## EXTRACTED MATERIAL
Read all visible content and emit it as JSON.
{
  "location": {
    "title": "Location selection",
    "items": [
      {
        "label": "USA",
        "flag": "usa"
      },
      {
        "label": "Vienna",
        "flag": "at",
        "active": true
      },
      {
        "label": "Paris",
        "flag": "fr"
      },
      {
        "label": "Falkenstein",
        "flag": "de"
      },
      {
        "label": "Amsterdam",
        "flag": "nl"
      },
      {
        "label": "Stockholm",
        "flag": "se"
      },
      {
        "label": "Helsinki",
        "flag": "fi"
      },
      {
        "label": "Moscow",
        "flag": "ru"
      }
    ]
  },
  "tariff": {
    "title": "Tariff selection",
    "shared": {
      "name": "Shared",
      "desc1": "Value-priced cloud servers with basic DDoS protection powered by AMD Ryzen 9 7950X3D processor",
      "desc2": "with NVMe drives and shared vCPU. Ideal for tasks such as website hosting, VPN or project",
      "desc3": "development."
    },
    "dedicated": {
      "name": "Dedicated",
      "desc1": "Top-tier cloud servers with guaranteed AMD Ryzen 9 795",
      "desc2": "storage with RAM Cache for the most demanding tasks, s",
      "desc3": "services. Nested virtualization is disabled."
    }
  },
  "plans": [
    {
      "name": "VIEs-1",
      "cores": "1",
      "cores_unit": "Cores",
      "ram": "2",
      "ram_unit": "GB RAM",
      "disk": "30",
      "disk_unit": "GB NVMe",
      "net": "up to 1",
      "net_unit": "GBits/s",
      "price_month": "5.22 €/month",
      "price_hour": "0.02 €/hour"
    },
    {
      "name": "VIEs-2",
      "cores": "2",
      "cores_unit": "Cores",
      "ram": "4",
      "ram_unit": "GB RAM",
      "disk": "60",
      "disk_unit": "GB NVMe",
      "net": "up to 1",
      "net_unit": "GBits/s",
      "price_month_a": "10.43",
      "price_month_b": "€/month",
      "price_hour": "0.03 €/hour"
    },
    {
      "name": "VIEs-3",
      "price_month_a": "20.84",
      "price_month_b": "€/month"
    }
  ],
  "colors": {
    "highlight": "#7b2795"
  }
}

## TASK TO CARRY OUT
Out of the preceding entries, pull every line containing the string "name".

## RESPONSE BELOW
      "name": "Shared",
      "name": "Dedicated",
      "name": "VIEs-1",
      "name": "VIEs-2",
      "name": "VIEs-3",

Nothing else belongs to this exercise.